▸ **Request**
Filter out everything except lines holding "name".

▸ **Dataset rows**
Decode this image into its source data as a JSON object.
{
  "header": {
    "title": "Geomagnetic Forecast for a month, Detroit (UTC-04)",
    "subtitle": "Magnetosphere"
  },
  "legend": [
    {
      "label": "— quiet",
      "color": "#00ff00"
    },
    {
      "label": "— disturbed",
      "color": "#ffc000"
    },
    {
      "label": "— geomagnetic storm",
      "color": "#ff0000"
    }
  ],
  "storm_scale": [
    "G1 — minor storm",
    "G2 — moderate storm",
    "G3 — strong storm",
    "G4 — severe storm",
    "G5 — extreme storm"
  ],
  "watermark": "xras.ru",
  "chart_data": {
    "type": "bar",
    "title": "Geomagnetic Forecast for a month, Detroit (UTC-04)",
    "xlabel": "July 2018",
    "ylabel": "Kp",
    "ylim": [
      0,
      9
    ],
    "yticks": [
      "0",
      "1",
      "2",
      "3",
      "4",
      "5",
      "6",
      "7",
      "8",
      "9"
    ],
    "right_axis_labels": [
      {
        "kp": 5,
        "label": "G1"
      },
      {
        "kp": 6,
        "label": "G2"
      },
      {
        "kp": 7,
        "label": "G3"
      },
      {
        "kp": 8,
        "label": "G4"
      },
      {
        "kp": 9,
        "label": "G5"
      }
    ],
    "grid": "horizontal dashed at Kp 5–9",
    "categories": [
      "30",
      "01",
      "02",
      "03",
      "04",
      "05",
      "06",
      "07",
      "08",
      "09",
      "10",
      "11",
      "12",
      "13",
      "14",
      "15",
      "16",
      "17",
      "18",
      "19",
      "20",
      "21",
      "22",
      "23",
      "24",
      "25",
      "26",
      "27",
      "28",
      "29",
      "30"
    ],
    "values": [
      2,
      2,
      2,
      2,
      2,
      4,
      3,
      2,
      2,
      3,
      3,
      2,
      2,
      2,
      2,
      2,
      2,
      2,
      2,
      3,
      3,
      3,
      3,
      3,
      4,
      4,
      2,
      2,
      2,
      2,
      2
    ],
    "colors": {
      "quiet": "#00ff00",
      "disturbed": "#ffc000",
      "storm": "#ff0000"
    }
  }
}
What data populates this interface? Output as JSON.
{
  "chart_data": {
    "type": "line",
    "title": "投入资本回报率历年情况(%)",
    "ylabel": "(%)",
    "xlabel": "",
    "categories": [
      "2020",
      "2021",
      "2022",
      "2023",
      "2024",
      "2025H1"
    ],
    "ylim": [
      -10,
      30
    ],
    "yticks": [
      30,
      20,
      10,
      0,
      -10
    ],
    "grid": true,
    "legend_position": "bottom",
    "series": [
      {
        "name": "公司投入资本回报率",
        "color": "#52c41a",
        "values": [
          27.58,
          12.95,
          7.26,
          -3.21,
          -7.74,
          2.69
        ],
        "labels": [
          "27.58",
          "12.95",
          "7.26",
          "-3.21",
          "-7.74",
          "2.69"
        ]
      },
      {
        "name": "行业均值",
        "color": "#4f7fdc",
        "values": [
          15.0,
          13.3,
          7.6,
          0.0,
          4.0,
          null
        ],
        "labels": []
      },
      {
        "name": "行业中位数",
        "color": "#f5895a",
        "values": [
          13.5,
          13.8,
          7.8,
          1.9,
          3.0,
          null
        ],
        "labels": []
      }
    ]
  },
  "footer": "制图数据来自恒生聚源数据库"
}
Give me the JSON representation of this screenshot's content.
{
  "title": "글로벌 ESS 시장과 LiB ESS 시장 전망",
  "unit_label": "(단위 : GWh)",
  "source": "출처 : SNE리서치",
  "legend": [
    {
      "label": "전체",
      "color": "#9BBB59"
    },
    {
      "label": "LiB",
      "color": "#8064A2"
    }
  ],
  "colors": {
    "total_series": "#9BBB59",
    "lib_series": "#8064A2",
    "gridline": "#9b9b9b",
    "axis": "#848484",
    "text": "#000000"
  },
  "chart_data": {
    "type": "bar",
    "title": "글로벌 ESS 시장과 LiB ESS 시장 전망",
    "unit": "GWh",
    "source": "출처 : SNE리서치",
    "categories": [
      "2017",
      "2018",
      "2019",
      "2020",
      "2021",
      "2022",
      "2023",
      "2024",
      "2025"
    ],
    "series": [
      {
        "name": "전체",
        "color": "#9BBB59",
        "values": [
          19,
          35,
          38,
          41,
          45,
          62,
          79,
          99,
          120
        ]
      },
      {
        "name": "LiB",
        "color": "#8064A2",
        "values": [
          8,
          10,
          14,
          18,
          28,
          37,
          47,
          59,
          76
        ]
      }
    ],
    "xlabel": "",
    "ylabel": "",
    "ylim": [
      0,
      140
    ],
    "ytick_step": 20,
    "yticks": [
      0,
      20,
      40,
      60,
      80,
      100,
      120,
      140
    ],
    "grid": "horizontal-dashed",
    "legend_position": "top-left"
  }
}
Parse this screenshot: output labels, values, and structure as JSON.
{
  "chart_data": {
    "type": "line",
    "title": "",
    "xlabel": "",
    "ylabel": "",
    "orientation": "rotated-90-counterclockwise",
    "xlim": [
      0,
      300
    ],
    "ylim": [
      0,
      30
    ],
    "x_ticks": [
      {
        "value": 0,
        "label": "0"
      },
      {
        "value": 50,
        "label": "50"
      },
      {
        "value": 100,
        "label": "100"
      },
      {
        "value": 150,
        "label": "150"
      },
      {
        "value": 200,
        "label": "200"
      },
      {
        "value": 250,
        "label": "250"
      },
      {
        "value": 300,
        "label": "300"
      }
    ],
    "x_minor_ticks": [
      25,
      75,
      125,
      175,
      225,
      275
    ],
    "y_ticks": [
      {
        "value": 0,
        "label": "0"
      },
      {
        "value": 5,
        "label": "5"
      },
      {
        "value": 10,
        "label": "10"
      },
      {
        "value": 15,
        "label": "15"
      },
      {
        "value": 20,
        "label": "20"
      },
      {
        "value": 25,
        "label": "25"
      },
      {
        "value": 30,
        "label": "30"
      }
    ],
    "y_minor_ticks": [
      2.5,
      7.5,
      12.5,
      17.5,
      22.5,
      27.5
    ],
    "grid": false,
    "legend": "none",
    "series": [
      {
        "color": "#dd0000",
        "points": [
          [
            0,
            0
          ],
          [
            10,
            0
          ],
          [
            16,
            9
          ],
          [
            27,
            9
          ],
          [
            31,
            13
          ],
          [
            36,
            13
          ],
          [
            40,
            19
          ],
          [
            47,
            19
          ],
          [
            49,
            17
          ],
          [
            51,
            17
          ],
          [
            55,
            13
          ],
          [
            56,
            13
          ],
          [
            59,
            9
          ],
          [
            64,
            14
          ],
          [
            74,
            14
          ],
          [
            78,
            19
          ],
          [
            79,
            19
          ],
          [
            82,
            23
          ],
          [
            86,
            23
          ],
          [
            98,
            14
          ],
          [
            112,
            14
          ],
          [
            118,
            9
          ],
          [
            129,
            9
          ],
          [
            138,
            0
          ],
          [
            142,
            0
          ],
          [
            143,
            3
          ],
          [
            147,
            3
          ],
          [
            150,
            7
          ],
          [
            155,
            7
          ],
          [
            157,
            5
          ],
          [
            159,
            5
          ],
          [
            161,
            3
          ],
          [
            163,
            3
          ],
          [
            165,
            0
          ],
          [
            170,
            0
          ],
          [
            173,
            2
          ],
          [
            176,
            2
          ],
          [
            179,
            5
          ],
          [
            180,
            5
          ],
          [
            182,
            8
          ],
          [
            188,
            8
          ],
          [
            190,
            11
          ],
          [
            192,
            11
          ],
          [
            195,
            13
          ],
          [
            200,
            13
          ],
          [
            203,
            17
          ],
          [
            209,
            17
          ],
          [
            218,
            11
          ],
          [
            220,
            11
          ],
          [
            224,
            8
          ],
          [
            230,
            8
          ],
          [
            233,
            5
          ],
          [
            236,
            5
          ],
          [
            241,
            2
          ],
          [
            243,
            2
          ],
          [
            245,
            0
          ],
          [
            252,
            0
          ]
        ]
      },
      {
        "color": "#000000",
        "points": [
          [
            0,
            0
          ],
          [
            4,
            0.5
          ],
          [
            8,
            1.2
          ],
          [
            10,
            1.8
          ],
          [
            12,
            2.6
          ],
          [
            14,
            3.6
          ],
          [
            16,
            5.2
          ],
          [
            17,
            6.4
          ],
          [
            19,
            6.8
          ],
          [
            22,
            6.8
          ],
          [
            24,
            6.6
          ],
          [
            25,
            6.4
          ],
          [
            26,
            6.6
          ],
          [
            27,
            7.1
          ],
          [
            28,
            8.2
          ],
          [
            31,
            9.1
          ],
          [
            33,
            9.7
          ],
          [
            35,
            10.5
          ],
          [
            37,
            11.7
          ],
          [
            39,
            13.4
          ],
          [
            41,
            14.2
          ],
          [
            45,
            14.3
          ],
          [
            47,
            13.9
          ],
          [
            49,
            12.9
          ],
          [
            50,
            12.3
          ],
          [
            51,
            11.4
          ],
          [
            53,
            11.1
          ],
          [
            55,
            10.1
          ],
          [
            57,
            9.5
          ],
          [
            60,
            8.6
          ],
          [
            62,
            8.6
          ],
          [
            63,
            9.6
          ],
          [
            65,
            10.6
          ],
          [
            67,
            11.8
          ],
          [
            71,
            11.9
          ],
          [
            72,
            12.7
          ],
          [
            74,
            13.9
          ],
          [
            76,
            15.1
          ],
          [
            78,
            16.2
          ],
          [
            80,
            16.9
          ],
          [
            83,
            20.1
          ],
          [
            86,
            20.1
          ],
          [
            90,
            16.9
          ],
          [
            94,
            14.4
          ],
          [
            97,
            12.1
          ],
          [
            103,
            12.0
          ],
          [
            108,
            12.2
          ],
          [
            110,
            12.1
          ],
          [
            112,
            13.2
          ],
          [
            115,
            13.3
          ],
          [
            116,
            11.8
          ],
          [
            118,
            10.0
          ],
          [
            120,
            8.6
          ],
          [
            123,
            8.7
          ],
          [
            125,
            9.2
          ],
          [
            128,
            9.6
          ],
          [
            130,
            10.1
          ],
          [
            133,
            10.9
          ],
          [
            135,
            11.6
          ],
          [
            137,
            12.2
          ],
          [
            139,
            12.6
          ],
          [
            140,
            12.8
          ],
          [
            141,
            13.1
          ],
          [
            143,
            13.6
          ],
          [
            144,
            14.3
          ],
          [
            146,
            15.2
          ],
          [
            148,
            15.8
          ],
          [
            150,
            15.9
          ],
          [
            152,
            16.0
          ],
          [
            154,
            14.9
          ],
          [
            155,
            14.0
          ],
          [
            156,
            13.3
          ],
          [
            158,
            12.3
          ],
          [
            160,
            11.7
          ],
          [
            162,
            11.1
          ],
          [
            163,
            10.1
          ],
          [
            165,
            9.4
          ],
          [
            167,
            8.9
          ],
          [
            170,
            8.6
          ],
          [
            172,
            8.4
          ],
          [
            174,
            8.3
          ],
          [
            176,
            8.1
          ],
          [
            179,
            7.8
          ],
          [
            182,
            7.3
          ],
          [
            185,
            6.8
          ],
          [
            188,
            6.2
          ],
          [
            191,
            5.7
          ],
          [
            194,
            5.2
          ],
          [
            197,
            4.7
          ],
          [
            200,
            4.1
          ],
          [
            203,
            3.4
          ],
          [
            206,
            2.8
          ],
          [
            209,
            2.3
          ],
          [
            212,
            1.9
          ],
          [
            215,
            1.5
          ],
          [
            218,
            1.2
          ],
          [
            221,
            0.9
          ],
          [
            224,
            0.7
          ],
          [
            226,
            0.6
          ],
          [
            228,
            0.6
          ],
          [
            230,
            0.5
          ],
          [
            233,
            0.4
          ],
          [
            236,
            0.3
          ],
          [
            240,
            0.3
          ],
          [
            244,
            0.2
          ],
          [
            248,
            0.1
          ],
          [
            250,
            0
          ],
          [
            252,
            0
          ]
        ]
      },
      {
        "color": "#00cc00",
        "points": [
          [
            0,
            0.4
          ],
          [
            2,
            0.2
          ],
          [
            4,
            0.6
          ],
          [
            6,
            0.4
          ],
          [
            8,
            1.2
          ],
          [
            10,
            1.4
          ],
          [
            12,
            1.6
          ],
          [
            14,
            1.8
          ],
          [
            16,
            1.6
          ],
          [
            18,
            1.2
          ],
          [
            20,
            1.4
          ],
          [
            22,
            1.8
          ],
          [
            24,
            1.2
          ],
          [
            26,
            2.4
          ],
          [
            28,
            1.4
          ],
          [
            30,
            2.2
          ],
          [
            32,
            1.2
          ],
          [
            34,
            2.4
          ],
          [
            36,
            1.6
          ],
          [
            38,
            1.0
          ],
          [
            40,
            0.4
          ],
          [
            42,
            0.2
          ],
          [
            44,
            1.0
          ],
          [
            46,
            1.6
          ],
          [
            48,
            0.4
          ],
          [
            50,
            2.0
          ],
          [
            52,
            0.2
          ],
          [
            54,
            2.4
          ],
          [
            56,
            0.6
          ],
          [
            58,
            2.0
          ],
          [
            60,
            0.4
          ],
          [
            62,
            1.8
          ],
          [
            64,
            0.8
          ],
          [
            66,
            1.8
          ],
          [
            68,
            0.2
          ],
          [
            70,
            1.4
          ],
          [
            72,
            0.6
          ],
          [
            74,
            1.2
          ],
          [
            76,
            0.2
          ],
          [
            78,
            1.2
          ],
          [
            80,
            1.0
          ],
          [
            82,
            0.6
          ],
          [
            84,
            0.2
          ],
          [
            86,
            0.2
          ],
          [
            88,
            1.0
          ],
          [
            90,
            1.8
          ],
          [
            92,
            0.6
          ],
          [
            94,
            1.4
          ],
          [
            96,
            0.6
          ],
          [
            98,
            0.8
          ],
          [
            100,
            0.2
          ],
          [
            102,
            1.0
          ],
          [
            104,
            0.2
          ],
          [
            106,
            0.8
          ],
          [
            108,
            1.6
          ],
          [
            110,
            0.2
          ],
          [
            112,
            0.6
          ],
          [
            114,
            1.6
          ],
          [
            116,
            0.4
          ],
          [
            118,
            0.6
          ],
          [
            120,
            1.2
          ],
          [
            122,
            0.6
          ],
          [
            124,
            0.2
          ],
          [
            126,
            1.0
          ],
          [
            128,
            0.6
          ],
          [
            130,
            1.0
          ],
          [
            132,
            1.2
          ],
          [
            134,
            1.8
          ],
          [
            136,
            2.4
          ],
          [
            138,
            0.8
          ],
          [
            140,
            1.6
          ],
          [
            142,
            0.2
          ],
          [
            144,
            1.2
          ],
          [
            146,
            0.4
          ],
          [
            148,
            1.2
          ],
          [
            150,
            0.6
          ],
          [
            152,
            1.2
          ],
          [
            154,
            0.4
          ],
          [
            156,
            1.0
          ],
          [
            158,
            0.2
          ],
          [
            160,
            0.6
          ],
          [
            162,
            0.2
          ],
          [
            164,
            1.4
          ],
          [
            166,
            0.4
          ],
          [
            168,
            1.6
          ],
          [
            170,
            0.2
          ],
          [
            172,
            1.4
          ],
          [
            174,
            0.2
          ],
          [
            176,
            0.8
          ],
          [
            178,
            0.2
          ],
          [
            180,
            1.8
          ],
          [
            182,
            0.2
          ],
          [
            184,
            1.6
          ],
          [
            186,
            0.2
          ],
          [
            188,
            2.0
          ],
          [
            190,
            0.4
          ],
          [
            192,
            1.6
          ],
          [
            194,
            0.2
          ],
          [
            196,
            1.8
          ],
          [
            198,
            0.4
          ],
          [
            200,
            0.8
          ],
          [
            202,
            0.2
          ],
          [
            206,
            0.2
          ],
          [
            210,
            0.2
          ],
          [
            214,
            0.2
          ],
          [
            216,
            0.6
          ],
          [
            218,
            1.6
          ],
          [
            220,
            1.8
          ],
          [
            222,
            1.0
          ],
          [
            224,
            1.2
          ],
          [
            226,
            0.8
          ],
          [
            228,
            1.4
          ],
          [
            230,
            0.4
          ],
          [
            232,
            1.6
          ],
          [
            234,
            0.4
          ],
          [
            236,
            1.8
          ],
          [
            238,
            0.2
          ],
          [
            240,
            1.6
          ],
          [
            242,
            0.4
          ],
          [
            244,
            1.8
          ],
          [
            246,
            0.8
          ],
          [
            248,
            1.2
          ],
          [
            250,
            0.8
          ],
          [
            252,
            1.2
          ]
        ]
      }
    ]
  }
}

▸ **Complete answer**
        "name": "公司投入资本回报率",
        "name": "行业均值",
        "name": "行业中位数",
        "name": "전체",
        "name": "LiB",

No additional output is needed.